Repeat everything in the material exactly.

= Given records =
=-=-=-=-=

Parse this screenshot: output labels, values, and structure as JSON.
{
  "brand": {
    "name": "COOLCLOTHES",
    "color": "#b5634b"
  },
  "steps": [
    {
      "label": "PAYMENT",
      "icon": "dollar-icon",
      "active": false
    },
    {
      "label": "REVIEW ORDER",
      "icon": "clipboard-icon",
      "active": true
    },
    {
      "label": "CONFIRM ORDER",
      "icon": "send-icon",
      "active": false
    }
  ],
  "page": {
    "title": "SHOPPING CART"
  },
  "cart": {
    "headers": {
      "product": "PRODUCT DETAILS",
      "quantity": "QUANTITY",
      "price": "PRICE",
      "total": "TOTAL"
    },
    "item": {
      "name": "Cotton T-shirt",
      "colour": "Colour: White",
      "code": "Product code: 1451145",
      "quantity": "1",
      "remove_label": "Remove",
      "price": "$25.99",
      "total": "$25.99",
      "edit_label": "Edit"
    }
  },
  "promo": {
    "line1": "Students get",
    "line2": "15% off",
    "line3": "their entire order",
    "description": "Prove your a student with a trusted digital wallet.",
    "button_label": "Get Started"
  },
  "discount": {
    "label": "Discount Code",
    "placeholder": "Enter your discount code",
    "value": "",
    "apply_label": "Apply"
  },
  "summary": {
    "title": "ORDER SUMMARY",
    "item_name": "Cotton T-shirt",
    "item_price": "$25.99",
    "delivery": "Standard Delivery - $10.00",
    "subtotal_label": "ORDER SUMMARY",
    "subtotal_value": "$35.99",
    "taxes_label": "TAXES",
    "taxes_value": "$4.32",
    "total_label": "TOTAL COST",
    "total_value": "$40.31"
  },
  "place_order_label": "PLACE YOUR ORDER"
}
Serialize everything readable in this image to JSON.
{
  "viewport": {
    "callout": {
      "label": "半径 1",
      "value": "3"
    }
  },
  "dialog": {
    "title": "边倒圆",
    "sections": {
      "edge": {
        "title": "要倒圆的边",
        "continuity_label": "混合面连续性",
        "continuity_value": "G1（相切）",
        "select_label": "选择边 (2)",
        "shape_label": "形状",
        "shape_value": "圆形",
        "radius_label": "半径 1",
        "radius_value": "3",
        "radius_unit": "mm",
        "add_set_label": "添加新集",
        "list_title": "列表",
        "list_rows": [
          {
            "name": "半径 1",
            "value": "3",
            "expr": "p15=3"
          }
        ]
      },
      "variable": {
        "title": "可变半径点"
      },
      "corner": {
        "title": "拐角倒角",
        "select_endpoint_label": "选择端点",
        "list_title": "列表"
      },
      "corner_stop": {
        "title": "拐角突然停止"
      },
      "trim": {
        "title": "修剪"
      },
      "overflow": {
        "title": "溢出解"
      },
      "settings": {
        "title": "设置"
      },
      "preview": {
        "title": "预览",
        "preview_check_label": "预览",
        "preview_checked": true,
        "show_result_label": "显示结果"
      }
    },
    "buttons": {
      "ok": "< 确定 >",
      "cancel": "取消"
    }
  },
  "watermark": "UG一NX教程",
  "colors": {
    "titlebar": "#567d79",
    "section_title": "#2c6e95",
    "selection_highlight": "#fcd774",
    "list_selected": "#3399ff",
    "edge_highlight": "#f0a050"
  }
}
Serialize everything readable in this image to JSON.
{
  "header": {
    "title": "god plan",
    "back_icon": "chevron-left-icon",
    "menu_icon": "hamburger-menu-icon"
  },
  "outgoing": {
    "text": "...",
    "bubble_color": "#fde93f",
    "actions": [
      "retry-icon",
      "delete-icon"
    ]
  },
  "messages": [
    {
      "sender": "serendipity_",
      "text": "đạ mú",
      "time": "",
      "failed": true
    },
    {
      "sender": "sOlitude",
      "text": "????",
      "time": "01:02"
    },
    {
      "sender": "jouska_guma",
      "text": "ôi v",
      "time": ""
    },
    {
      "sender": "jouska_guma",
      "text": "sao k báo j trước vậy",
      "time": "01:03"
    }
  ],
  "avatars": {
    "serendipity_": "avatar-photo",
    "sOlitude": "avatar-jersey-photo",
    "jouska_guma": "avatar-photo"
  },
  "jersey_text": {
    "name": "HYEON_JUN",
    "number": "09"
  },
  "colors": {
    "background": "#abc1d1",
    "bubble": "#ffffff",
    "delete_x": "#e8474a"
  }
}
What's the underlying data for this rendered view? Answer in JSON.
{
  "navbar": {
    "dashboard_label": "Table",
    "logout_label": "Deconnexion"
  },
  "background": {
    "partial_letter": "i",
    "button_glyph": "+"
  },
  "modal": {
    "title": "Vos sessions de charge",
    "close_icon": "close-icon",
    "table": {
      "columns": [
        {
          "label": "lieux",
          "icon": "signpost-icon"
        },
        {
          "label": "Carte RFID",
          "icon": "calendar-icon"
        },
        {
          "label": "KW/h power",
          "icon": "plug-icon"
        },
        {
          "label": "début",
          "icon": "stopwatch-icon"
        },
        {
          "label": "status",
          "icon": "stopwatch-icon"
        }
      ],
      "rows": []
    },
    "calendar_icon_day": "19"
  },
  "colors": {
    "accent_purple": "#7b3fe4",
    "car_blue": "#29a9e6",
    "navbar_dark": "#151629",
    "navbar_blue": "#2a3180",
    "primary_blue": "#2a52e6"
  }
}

=-=-=-=-=

= Answer to the problem =
Parse this screenshot: output labels, values, and structure as JSON.
{
  "brand": {
    "name": "COOLCLOTHES",
    "color": "#b5634b"
  },
  "steps": [
    {
      "label": "PAYMENT",
      "icon": "dollar-icon",
      "active": false
    },
    {
      "label": "REVIEW ORDER",
      "icon": "clipboard-icon",
      "active": true
    },
    {
      "label": "CONFIRM ORDER",
      "icon": "send-icon",
      "active": false
    }
  ],
  "page": {
    "title": "SHOPPING CART"
  },
  "cart": {
    "headers": {
      "product": "PRODUCT DETAILS",
      "quantity": "QUANTITY",
      "price": "PRICE",
      "total": "TOTAL"
    },
    "item": {
      "name": "Cotton T-shirt",
      "colour": "Colour: White",
      "code": "Product code: 1451145",
      "quantity": "1",
      "remove_label": "Remove",
      "price": "$25.99",
      "total": "$25.99",
      "edit_label": "Edit"
    }
  },
  "promo": {
    "line1": "Students get",
    "line2": "15% off",
    "line3": "their entire order",
    "description": "Prove your a student with a trusted digital wallet.",
    "button_label": "Get Started"
  },
  "discount": {
    "label": "Discount Code",
    "placeholder": "Enter your discount code",
    "value": "",
    "apply_label": "Apply"
  },
  "summary": {
    "title": "ORDER SUMMARY",
    "item_name": "Cotton T-shirt",
    "item_price": "$25.99",
    "delivery": "Standard Delivery - $10.00",
    "subtotal_label": "ORDER SUMMARY",
    "subtotal_value": "$35.99",
    "taxes_label": "TAXES",
    "taxes_value": "$4.32",
    "total_label": "TOTAL COST",
    "total_value": "$40.31"
  },
  "place_order_label": "PLACE YOUR ORDER"
}
Serialize everything readable in this image to JSON.
{
  "viewport": {
    "callout": {
      "label": "半径 1",
      "value": "3"
    }
  },
  "dialog": {
    "title": "边倒圆",
    "sections": {
      "edge": {
        "title": "要倒圆的边",
        "continuity_label": "混合面连续性",
        "continuity_value": "G1（相切）",
        "select_label": "选择边 (2)",
        "shape_label": "形状",
        "shape_value": "圆形",
        "radius_label": "半径 1",
        "radius_value": "3",
        "radius_unit": "mm",
        "add_set_label": "添加新集",
        "list_title": "列表",
        "list_rows": [
          {
            "name": "半径 1",
            "value": "3",
            "expr": "p15=3"
          }
        ]
      },
      "variable": {
        "title": "可变半径点"
      },
      "corner": {
        "title": "拐角倒角",
        "select_endpoint_label": "选择端点",
        "list_title": "列表"
      },
      "corner_stop": {
        "title": "拐角突然停止"
      },
      "trim": {
        "title": "修剪"
      },
      "overflow": {
        "title": "溢出解"
      },
      "settings": {
        "title": "设置"
      },
      "preview": {
        "title": "预览",
        "preview_check_label": "预览",
        "preview_checked": true,
        "show_result_label": "显示结果"
      }
    },
    "buttons": {
      "ok": "< 确定 >",
      "cancel": "取消"
    }
  },
  "watermark": "UG一NX教程",
  "colors": {
    "titlebar": "#567d79",
    "section_title": "#2c6e95",
    "selection_highlight": "#fcd774",
    "list_selected": "#3399ff",
    "edge_highlight": "#f0a050"
  }
}
Serialize everything readable in this image to JSON.
{
  "header": {
    "title": "god plan",
    "back_icon": "chevron-left-icon",
    "menu_icon": "hamburger-menu-icon"
  },
  "outgoing": {
    "text": "...",
    "bubble_color": "#fde93f",
    "actions": [
      "retry-icon",
      "delete-icon"
    ]
  },
  "messages": [
    {
      "sender": "serendipity_",
      "text": "đạ mú",
      "time": "",
      "failed": true
    },
    {
      "sender": "sOlitude",
      "text": "????",
      "time": "01:02"
    },
    {
      "sender": "jouska_guma",
      "text": "ôi v",
      "time": ""
    },
    {
      "sender": "jouska_guma",
      "text": "sao k báo j trước vậy",
      "time": "01:03"
    }
  ],
  "avatars": {
    "serendipity_": "avatar-photo",
    "sOlitude": "avatar-jersey-photo",
    "jouska_guma": "avatar-photo"
  },
  "jersey_text": {
    "name": "HYEON_JUN",
    "number": "09"
  },
  "colors": {
    "background": "#abc1d1",
    "bubble": "#ffffff",
    "delete_x": "#e8474a"
  }
}
What's the underlying data for this rendered view? Answer in JSON.
{
  "navbar": {
    "dashboard_label": "Table",
    "logout_label": "Deconnexion"
  },
  "background": {
    "partial_letter": "i",
    "button_glyph": "+"
  },
  "modal": {
    "title": "Vos sessions de charge",
    "close_icon": "close-icon",
    "table": {
      "columns": [
        {
          "label": "lieux",
          "icon": "signpost-icon"
        },
        {
          "label": "Carte RFID",
          "icon": "calendar-icon"
        },
        {
          "label": "KW/h power",
          "icon": "plug-icon"
        },
        {
          "label": "début",
          "icon": "stopwatch-icon"
        },
        {
          "label": "status",
          "icon": "stopwatch-icon"
        }
      ],
      "rows": []
    },
    "calendar_icon_day": "19"
  },
  "colors": {
    "accent_purple": "#7b3fe4",
    "car_blue": "#29a9e6",
    "navbar_dark": "#151629",
    "navbar_blue": "#2a3180",
    "primary_blue": "#2a52e6"
  }
}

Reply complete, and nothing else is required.